*WHAT IS ASKED*: Copy every record exactly, and keep the pictures out.

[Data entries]
++++++++
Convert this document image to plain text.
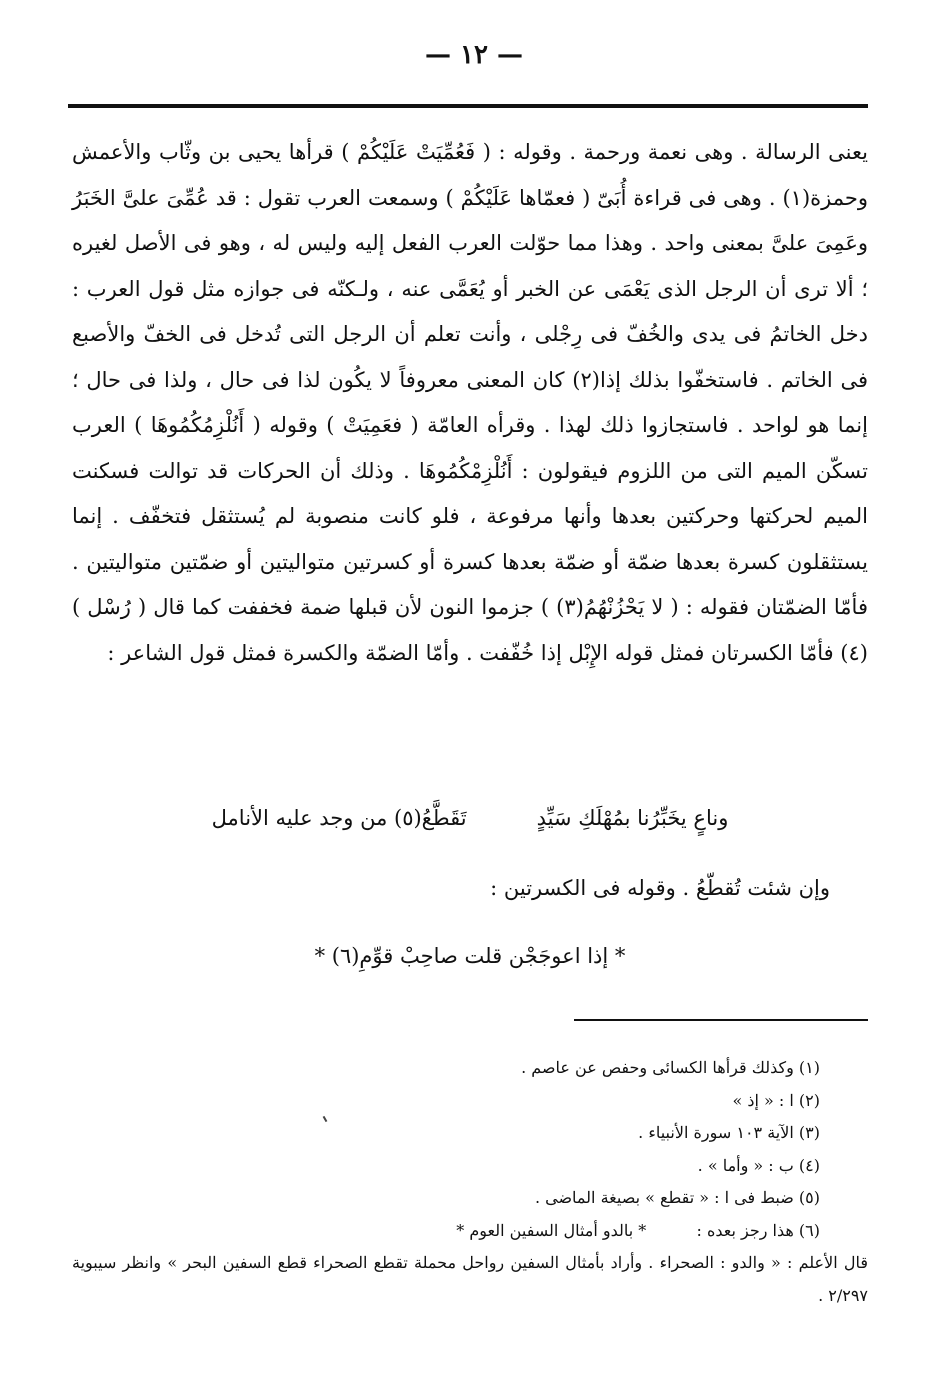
— ١٢ —

يعنى الرسالة . وهى نعمة ورحمة . وقوله : ( فَعُمِّيَتْ عَلَيْكُمْ ) قرأها يحيى بن وثّاب والأعمش وحمزة(١) . وهى فى قراءة أُبَىّ ( فعمّاها عَلَيْكُمْ ) وسمعت العرب تقول : قد عُمِّىَ علىَّ الخَبَرُ وعَمِىَ علىَّ بمعنى واحد . وهذا مما حوّلت العرب الفعل إليه وليس له ، وهو فى الأصل لغيره ؛ ألا ترى أن الرجل الذى يَعْمَى عن الخبر أو يُعَمَّى عنه ، ولـكنّه فى جوازه مثل قول العرب : دخل الخاتمُ فى يدى والخُفّ فى رِجْلى ، وأنت تعلم أن الرجل التى تُدخل فى الخفّ والأصبع فى الخاتم . فاستخفّوا بذلك إذا(٢) كان المعنى معروفاً لا يكُون لذا فى حال ، ولذا فى حال ؛ إنما هو لواحد . فاستجازوا ذلك لهذا . وقرأه العامّة ( فعَمِيَتْ ) وقوله ( أَنُلْزِمُكُمُوهَا ) العرب تسكّن الميم التى من اللزوم فيقولون : أَنُلْزِمْكُمُوهَا . وذلك أن الحركات قد توالت فسكنت الميم لحركتها وحركتين بعدها وأنها مرفوعة ، فلو كانت منصوبة لم يُستثقل فتخفّف . إنما يستثقلون كسرة بعدها ضمّة أو ضمّة بعدها كسرة أو كسرتين متواليتين أو ضمّتين متواليتين . فأمّا الضمّتان فقوله : ( لا يَحْزُنْهُمُ(٣) ) جزموا النون لأن قبلها ضمة فخففت كما قال ( رُسْل )(٤) فأمّا الكسرتان فمثل قوله الإِبْل إذا خُفّفت . وأمّا الضمّة والكسرة فمثل قول الشاعر :

وناعٍ يخَبِّرُنا بمُهْلَكِ سَيِّدٍتَقَطَّعُ(٥) من وجد عليه الأنامل
وإن شئت تُقطّعُ . وقوله فى الكسرتين :
* إذا اعوجَجْن قلت صاحِبْ قوِّمِ(٦) *
(١) وكذلك قرأها الكسائى وحفص عن عاصم .
(٢) ا : « إذ »
(٣) الآية ١٠٣ سورة الأنبياء .
(٤) ب : « وأما » .
(٥) ضبط فى ا : « تقطع » بصيغة الماضى .
(٦) هذا رجز بعده :  * بالدو أمثال السفين العوم *
قال الأعلم : « والدو : الصحراء . وأراد بأمثال السفين رواحل محملة تقطع الصحراء قطع السفين البحر » وانظر سيبوية ٢/٢٩٧ .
++++++++
*EXPECTED ANSWER*:
Convert this document image to plain text.
— ١٢ —

يعنى الرسالة . وهى نعمة ورحمة . وقوله : ( فَعُمِّيَتْ عَلَيْكُمْ ) قرأها يحيى بن وثّاب والأعمش وحمزة(١) . وهى فى قراءة أُبَىّ ( فعمّاها عَلَيْكُمْ ) وسمعت العرب تقول : قد عُمِّىَ علىَّ الخَبَرُ وعَمِىَ علىَّ بمعنى واحد . وهذا مما حوّلت العرب الفعل إليه وليس له ، وهو فى الأصل لغيره ؛ ألا ترى أن الرجل الذى يَعْمَى عن الخبر أو يُعَمَّى عنه ، ولـكنّه فى جوازه مثل قول العرب : دخل الخاتمُ فى يدى والخُفّ فى رِجْلى ، وأنت تعلم أن الرجل التى تُدخل فى الخفّ والأصبع فى الخاتم . فاستخفّوا بذلك إذا(٢) كان المعنى معروفاً لا يكُون لذا فى حال ، ولذا فى حال ؛ إنما هو لواحد . فاستجازوا ذلك لهذا . وقرأه العامّة ( فعَمِيَتْ ) وقوله ( أَنُلْزِمُكُمُوهَا ) العرب تسكّن الميم التى من اللزوم فيقولون : أَنُلْزِمْكُمُوهَا . وذلك أن الحركات قد توالت فسكنت الميم لحركتها وحركتين بعدها وأنها مرفوعة ، فلو كانت منصوبة لم يُستثقل فتخفّف . إنما يستثقلون كسرة بعدها ضمّة أو ضمّة بعدها كسرة أو كسرتين متواليتين أو ضمّتين متواليتين . فأمّا الضمّتان فقوله : ( لا يَحْزُنْهُمُ(٣) ) جزموا النون لأن قبلها ضمة فخففت كما قال ( رُسْل )(٤) فأمّا الكسرتان فمثل قوله الإِبْل إذا خُفّفت . وأمّا الضمّة والكسرة فمثل قول الشاعر :

وناعٍ يخَبِّرُنا بمُهْلَكِ سَيِّدٍتَقَطَّعُ(٥) من وجد عليه الأنامل
وإن شئت تُقطّعُ . وقوله فى الكسرتين :
* إذا اعوجَجْن قلت صاحِبْ قوِّمِ(٦) *
(١) وكذلك قرأها الكسائى وحفص عن عاصم .
(٢) ا : « إذ »
(٣) الآية ١٠٣ سورة الأنبياء .
(٤) ب : « وأما » .
(٥) ضبط فى ا : « تقطع » بصيغة الماضى .
(٦) هذا رجز بعده :  * بالدو أمثال السفين العوم *
قال الأعلم : « والدو : الصحراء . وأراد بأمثال السفين رواحل محملة تقطع الصحراء قطع السفين البحر » وانظر سيبوية ٢/٢٩٧ .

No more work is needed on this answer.